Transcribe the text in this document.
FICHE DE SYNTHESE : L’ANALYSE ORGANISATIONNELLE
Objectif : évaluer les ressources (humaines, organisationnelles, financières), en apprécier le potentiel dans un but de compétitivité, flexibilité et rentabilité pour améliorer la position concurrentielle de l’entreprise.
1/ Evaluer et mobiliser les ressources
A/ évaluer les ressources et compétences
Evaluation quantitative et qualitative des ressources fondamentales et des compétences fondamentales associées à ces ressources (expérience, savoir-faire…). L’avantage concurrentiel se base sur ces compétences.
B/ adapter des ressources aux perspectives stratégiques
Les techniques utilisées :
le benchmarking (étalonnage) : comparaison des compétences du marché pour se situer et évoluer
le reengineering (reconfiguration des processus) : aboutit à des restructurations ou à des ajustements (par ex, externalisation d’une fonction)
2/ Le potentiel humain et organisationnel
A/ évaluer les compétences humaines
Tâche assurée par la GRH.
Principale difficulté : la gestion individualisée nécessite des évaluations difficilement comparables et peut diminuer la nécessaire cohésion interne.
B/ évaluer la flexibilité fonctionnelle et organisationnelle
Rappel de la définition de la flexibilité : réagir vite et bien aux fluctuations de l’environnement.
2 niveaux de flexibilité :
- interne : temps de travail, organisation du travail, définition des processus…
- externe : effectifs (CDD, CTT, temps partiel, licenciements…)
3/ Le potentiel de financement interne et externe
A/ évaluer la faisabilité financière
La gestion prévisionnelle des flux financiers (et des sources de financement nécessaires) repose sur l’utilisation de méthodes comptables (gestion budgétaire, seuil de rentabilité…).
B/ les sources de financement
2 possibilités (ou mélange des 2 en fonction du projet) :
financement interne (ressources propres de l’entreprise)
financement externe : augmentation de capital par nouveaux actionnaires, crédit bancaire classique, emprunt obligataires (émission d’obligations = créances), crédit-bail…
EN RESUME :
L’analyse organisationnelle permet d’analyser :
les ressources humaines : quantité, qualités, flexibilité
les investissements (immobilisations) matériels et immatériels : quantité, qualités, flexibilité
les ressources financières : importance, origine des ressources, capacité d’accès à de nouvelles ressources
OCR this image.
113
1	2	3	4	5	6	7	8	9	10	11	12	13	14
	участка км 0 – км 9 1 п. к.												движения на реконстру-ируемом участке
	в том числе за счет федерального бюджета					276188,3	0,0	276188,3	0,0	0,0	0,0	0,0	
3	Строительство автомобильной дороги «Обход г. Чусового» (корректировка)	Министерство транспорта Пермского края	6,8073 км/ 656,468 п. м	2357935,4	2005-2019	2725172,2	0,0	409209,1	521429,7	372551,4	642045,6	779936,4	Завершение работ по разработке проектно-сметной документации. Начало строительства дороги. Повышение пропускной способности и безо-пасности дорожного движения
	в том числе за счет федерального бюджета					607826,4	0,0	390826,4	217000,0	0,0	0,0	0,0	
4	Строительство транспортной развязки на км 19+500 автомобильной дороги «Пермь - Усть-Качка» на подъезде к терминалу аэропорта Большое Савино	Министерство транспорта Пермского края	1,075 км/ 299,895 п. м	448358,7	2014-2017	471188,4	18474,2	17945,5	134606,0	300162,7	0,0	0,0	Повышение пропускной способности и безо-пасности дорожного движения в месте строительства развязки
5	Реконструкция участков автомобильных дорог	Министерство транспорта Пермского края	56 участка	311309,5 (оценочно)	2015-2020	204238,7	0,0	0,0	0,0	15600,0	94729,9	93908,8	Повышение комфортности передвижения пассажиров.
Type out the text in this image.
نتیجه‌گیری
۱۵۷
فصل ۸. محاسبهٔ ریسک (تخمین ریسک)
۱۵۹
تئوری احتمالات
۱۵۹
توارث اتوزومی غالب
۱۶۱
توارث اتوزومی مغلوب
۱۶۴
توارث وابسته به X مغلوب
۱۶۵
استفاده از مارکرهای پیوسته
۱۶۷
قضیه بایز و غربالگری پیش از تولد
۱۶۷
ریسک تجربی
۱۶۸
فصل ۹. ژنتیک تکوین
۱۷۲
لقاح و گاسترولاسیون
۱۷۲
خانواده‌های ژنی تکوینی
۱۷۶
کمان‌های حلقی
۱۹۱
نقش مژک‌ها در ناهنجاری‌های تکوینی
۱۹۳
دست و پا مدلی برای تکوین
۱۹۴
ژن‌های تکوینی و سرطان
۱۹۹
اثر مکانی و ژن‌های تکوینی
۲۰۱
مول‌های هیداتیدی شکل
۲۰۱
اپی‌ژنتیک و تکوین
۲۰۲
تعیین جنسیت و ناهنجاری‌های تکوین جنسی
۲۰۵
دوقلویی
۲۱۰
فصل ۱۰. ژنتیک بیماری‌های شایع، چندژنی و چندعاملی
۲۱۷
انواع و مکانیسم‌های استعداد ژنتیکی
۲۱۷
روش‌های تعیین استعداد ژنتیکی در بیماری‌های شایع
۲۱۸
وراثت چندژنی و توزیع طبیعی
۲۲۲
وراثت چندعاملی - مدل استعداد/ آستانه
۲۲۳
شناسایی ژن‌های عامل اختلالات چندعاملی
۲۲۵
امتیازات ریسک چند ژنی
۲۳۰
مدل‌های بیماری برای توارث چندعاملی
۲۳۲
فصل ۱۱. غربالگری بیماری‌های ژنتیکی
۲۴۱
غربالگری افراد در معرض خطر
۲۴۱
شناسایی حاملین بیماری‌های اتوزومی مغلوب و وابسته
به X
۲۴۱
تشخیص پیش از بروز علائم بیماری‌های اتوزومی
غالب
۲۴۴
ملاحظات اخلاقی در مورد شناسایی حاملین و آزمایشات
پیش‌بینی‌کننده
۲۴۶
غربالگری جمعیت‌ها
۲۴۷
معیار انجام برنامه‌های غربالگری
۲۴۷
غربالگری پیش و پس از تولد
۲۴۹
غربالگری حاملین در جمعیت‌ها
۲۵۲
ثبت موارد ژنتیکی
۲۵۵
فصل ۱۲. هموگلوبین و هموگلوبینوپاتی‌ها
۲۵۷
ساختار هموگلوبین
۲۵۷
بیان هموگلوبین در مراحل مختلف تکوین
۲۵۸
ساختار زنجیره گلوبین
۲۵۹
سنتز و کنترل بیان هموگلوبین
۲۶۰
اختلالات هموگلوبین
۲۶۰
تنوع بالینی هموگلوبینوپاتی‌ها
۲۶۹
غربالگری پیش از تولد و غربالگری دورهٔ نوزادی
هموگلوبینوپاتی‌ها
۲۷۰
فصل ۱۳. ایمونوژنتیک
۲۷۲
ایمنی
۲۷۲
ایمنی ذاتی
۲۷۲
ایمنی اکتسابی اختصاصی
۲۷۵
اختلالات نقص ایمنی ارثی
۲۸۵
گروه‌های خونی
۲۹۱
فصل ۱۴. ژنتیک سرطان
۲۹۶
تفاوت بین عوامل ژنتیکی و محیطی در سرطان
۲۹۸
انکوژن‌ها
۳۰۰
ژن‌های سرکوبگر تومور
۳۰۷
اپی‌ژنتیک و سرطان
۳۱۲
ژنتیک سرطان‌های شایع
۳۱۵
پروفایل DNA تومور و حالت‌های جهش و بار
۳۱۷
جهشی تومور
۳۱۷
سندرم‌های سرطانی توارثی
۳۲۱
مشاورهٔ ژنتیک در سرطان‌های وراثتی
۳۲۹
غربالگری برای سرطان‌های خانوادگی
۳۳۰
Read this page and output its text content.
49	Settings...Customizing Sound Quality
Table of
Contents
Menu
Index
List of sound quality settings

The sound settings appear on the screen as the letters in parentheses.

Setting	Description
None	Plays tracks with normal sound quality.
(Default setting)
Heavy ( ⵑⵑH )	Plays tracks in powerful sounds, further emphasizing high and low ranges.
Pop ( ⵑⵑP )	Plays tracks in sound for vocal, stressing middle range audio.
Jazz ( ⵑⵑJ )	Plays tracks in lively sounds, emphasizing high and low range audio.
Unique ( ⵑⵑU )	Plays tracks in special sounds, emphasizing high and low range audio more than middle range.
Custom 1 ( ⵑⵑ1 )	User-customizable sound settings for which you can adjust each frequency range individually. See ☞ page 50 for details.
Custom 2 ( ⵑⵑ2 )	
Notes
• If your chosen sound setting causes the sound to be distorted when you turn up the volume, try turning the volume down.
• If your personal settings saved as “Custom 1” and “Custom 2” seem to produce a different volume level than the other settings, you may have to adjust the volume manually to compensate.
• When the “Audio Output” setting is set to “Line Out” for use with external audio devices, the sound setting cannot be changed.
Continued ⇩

######

== What to produce ==
Every line holding "транспорта" should be copied out.

== Result below ==
3	Строительство автомобильной дороги «Обход г. Чусового» (корректировка)	Министерство транспорта Пермского края	6,8073 км/ 656,468 п. м	2357935,4	2005-2019	2725172,2	0,0	409209,1	521429,7	372551,4	642045,6	779936,4	Завершение работ по разработке проектно-сметной документации. Начало строительства дороги. Повышение пропускной способности и безо-пасности дорожного движения
4	Строительство транспортной развязки на км 19+500 автомобильной дороги «Пермь - Усть-Качка» на подъезде к терминалу аэропорта Большое Савино	Министерство транспорта Пермского края	1,075 км/ 299,895 п. м	448358,7	2014-2017	471188,4	18474,2	17945,5	134606,0	300162,7	0,0	0,0	Повышение пропускной способности и безо-пасности дорожного движения в месте строительства развязки
5	Реконструкция участков автомобильных дорог	Министерство транспорта Пермского края	56 участка	311309,5 (оценочно)	2015-2020	204238,7	0,0	0,0	0,0	15600,0	94729,9	93908,8	Повышение комфортности передвижения пассажиров.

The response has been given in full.